• _Try it_: While reading through the material below, copy each line that holds the word "purpose".
= Beginning of Section =
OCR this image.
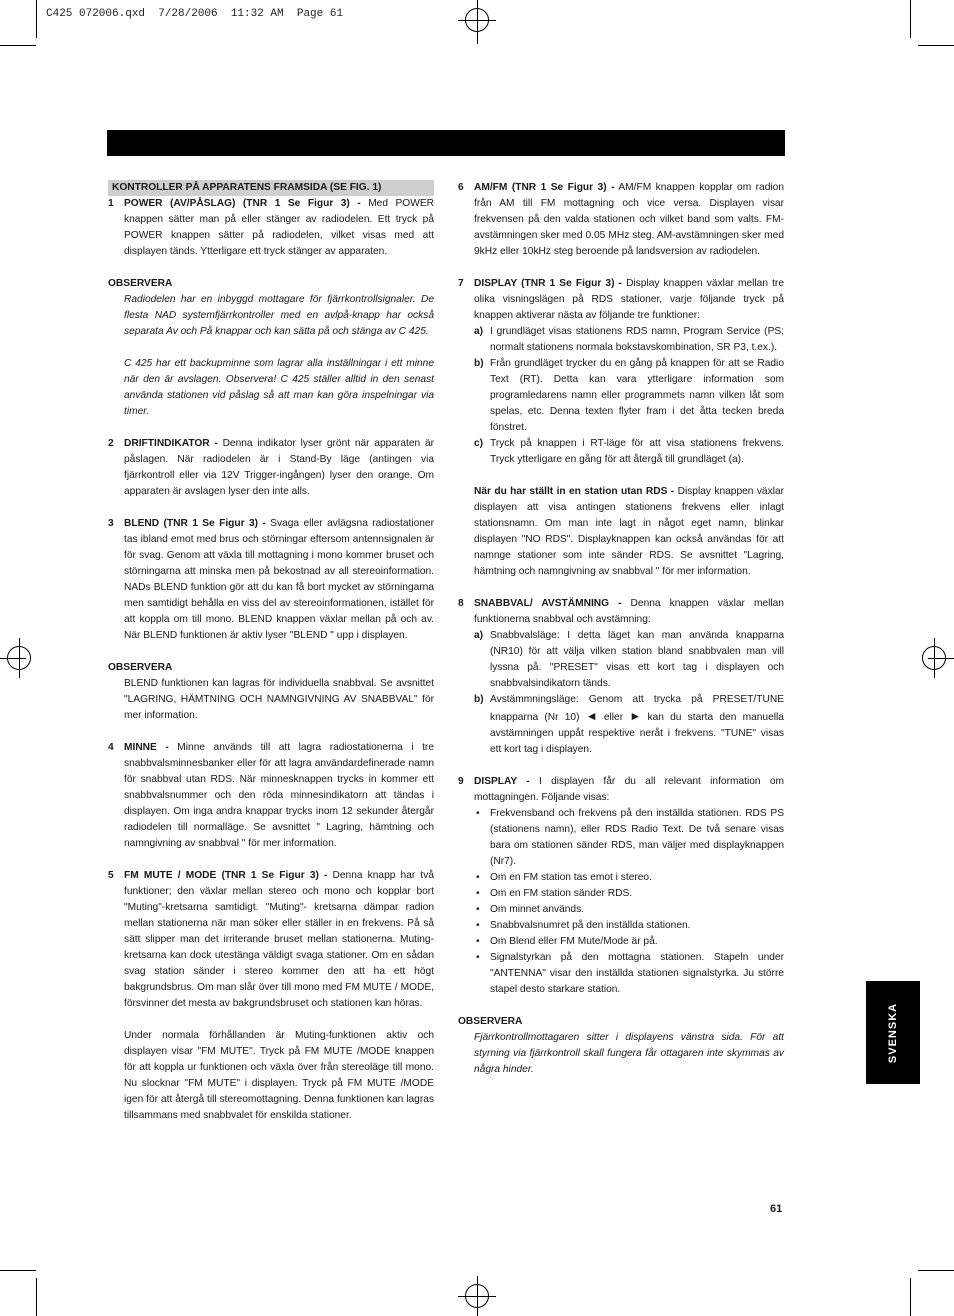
C425 072006.qxd  7/28/2006  11:32 AM  Page 61
KONTROLLER PÅ APPARATENS FRAMSIDA (SE FIG. 1)
1 POWER (AV/PÅSLAG) (TNR 1 Se Figur 3) - Med POWER knappen sätter man på eller stänger av radiodelen. Ett tryck på POWER knappen sätter på radiodelen, vilket visas med att displayen tänds. Ytterligare ett tryck stänger av apparaten.
OBSERVERA
Radiodelen har en inbyggd mottagare för fjärrkontrollsignaler. De flesta NAD systemfjärrkontroller med en avlpå-knapp har också separata Av och På knappar och kan sätta på och stänga av C 425.
C 425 har ett backupminne som lagrar alla inställningar i ett minne när den är avslagen. Observera! C 425 ställer alltid in den senast använda stationen vid påslag så att man kan göra inspelningar via timer.
2 DRIFTINDIKATOR - Denna indikator lyser grönt när apparaten är påslagen. När radiodelen är i Stand-By läge (antingen via fjärrkontroll eller via 12V Trigger-ingången) lyser den orange. Om apparaten är avslagen lyser den inte alls.
3 BLEND (TNR 1 Se Figur 3) - Svaga eller avlägsna radiostationer tas ibland emot med brus och störningar eftersom antennsignalen är för svag. Genom att växla till mottagning i mono kommer bruset och störningarna att minska men på bekostnad av all stereoinformation. NADs BLEND funktion gör att du kan få bort mycket av störningarna men samtidigt behålla en viss del av stereoinformationen, istället för att koppla om till mono. BLEND knappen växlar mellan på och av. När BLEND funktionen är aktiv lyser "BLEND " upp i displayen.
OBSERVERA
BLEND funktionen kan lagras för individuella snabbval. Se avsnittet "LAGRING, HÄMTNING OCH NAMNGIVNING AV SNABBVAL" för mer information.
4 MINNE - Minne används till att lagra radiostationerna i tre snabbvalsminnesbanker eller för att lagra användardefinerade namn för snabbval utan RDS. När minnesknappen trycks in kommer ett snabbvalsnummer och den röda minnesindikatorn att tändas i displayen. Om inga andra knappar trycks inom 12 sekunder återgår radiodelen till normalläge. Se avsnittet " Lagring, hämtning och namngivning av snabbval " för mer information.
5 FM MUTE / MODE (TNR 1 Se Figur 3) - Denna knapp har två funktioner; den växlar mellan stereo och mono och kopplar bort "Muting"-kretsarna samtidigt. "Muting"- kretsarna dämpar radion mellan stationerna när man söker eller ställer in en frekvens. På så sätt slipper man det irriterande bruset mellan stationerna. Muting-kretsarna kan dock utestänga väldigt svaga stationer. Om en sådan svag station sänder i stereo kommer den att ha ett högt bakgrundsbrus. Om man slår över till mono med FM MUTE / MODE, försvinner det mesta av bakgrundsbruset och stationen kan höras.
Under normala förhållanden är Muting-funktionen aktiv och displayen visar "FM MUTE". Tryck på FM MUTE /MODE knappen för att koppla ur funktionen och växla över från stereoläge till mono. Nu slocknar "FM MUTE" i displayen. Tryck på FM MUTE /MODE igen för att återgå till stereomottagning. Denna funktionen kan lagras tillsammans med snabbvalet för enskilda stationer.
6 AM/FM (TNR 1 Se Figur 3) - AM/FM knappen kopplar om radion från AM till FM mottagning och vice versa. Displayen visar frekvensen på den valda stationen och vilket band som valts. FM-avstämningen sker med 0.05 MHz steg. AM-avstämningen sker med 9kHz eller 10kHz steg beroende på landsversion av radiodelen.
7 DISPLAY (TNR 1 Se Figur 3) - Display knappen växlar mellan tre olika visningslägen på RDS stationer, varje följande tryck på knappen aktiverar nästa av följande tre funktioner:
a) I grundläget visas stationens RDS namn, Program Service (PS; normalt stationens normala bokstavskombination, SR P3, t.ex.).
b) Från grundläget trycker du en gång på knappen för att se Radio Text (RT). Detta kan vara ytterligare information som programledarens namn eller programmets namn vilken låt som spelas, etc. Denna texten flyter fram i det åtta tecken breda fönstret.
c) Tryck på knappen i RT-läge för att visa stationens frekvens. Tryck ytterligare en gång för att återgå till grundläget (a).
När du har ställt in en station utan RDS - Display knappen växlar displayen att visa antingen stationens frekvens eller inlagt stationsnamn. Om man inte lagt in något eget namn, blinkar displayen "NO RDS". Displayknappen kan också användas för att namnge stationer som inte sänder RDS. Se avsnittet "Lagring, hämtning och namngivning av snabbval " för mer information.
8 SNABBVAL/ AVSTÄMNING - Denna knappen växlar mellan funktionerna snabbval och avstämning:
a) Snabbvalsläge: I detta läget kan man använda knapparna (NR10) för att välja vilken station bland snabbvalen man vill lyssna på. "PRESET" visas ett kort tag i displayen och snabbvalsindikatorn tänds.
b) Avstämmningsläge: Genom att trycka på PRESET/TUNE knapparna (Nr 10) ◄ eller ► kan du starta den manuella avstämningen uppåt respektive neråt i frekvens. "TUNE" visas ett kort tag i displayen.
9 DISPLAY - I displayen får du all relevant information om mottagningen. Följande visas:
• Frekvensband och frekvens på den inställda stationen. RDS PS (stationens namn), eller RDS Radio Text. De två senare visas bara om stationen sänder RDS, man väljer med displayknappen (Nr7).
• Om en FM station tas emot i stereo.
• Om en FM station sänder RDS.
• Om minnet används.
• Snabbvalsnumret på den inställda stationen.
• Om Blend eller FM Mute/Mode är på.
• Signalstyrkan på den mottagna stationen. Stapeln under "ANTENNA" visar den inställda stationen signalstyrka. Ju större stapel desto starkare station.
OBSERVERA
Fjärrkontrollmottagaren sitter i displayens vänstra sida. För att styrning via fjärrkontroll skall fungera får ottagaren inte skymmas av några hinder.
SVENSKA
61
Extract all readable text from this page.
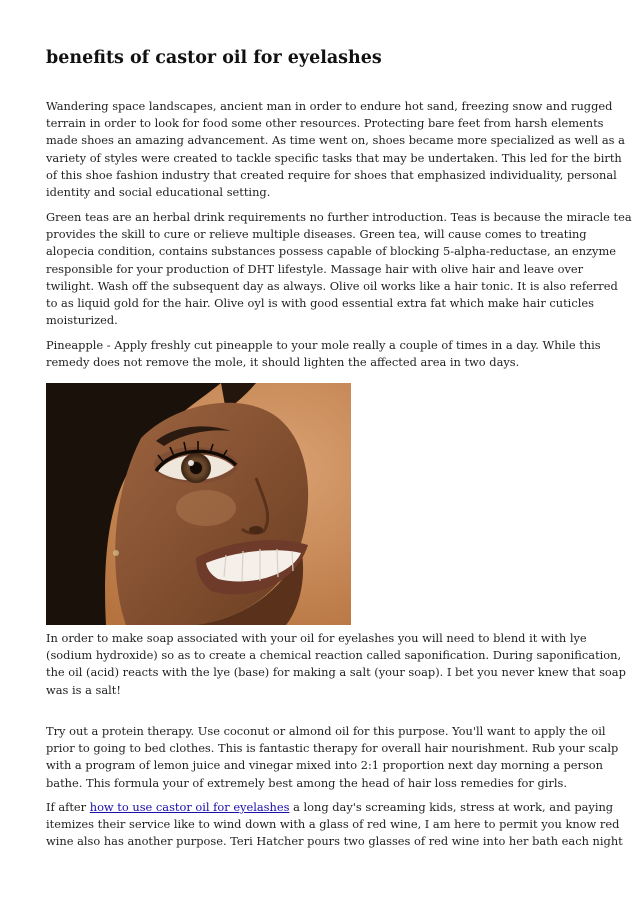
benefits of castor oil for eyelashes

Wandering space landscapes, ancient man in order to endure hot sand, freezing snow and rugged
terrain in order to look for food some other resources. Protecting bare feet from harsh elements
made shoes an amazing advancement. As time went on, shoes became more specialized as well as a
variety of styles were created to tackle specific tasks that may be undertaken. This led for the birth
of this shoe fashion industry that created require for shoes that emphasized individuality, personal
identity and social educational setting.

Green teas are an herbal drink requirements no further introduction. Teas is because the miracle tea
provides the skill to cure or relieve multiple diseases. Green tea, will cause comes to treating
alopecia condition, contains substances possess capable of blocking 5-alpha-reductase, an enzyme
responsible for your production of DHT lifestyle. Massage hair with olive hair and leave over
twilight. Wash off the subsequent day as always. Olive oil works like a hair tonic. It is also referred
to as liquid gold for the hair. Olive oyl is with good essential extra fat which make hair cuticles
moisturized.

Pineapple - Apply freshly cut pineapple to your mole really a couple of times in a day. While this
remedy does not remove the mole, it should lighten the affected area in two days.

In order to make soap associated with your oil for eyelashes you will need to blend it with lye
(sodium hydroxide) so as to create a chemical reaction called saponification. During saponification,
the oil (acid) reacts with the lye (base) for making a salt (your soap). I bet you never knew that soap
was is a salt!

Try out a protein therapy. Use coconut or almond oil for this purpose. You'll want to apply the oil
prior to going to bed clothes. This is fantastic therapy for overall hair nourishment. Rub your scalp
with a program of lemon juice and vinegar mixed into 2:1 proportion next day morning a person
bathe. This formula your of extremely best among the head of hair loss remedies for girls.

If after how to use castor oil for eyelashes a long day's screaming kids, stress at work, and paying
itemizes their service like to wind down with a glass of red wine, I am here to permit you know red
wine also has another purpose. Teri Hatcher pours two glasses of red wine into her bath each night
= End of Section =
• _Exercise result_:
Try out a protein therapy. Use coconut or almond oil for this purpose. You'll want to apply the oil
wine also has another purpose. Teri Hatcher pours two glasses of red wine into her bath each night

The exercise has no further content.